▸ GIVEN INSTRUCTION:
In the listing below, locate the lines that hold "Families" and copy them.

▸ EXERCISE DATA:
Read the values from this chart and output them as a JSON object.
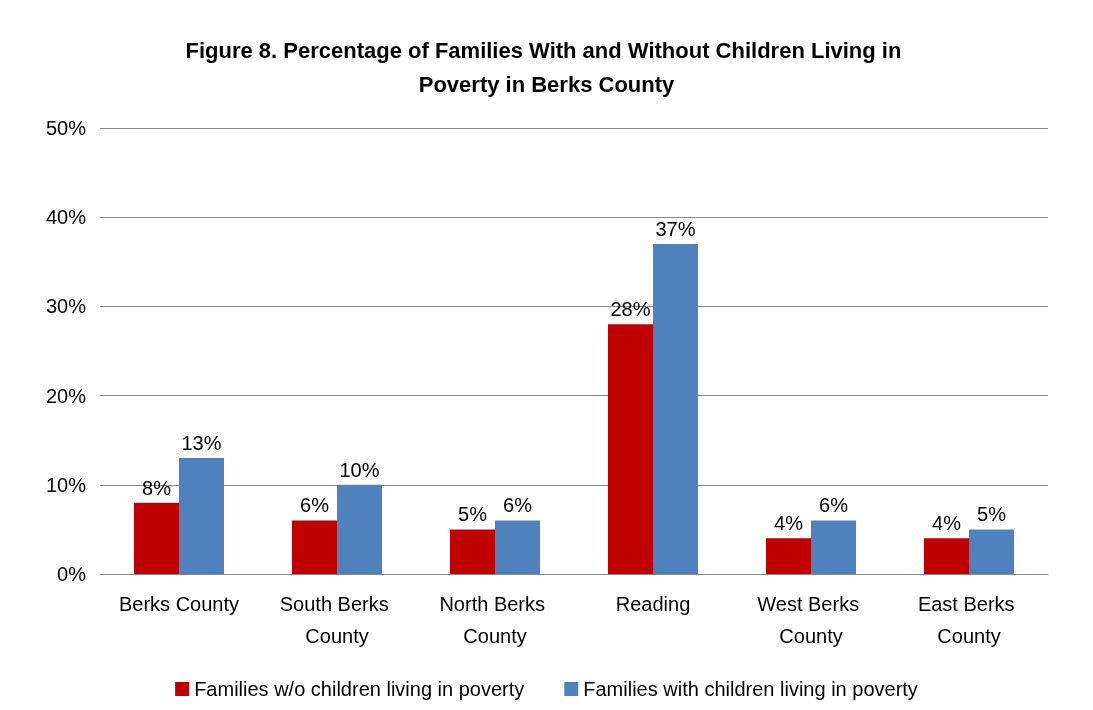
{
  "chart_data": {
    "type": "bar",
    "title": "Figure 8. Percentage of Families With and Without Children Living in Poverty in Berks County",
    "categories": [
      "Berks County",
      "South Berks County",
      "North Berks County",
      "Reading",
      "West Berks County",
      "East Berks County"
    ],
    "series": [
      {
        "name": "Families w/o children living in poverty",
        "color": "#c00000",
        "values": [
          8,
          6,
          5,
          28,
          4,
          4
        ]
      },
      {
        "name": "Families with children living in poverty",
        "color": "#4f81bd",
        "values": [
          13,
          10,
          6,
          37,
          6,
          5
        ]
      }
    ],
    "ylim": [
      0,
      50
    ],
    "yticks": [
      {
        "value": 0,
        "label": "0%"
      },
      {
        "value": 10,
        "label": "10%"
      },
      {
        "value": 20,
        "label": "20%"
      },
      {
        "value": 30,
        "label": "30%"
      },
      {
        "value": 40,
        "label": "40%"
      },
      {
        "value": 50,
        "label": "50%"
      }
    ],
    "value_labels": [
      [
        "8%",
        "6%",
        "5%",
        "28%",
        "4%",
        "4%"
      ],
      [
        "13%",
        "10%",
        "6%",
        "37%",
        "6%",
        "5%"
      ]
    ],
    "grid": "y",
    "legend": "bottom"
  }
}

▸ OUTPUT:
    "title": "Figure 8. Percentage of Families With and Without Children Living in Poverty in Berks County",
        "name": "Families w/o children living in poverty",
        "name": "Families with children living in poverty",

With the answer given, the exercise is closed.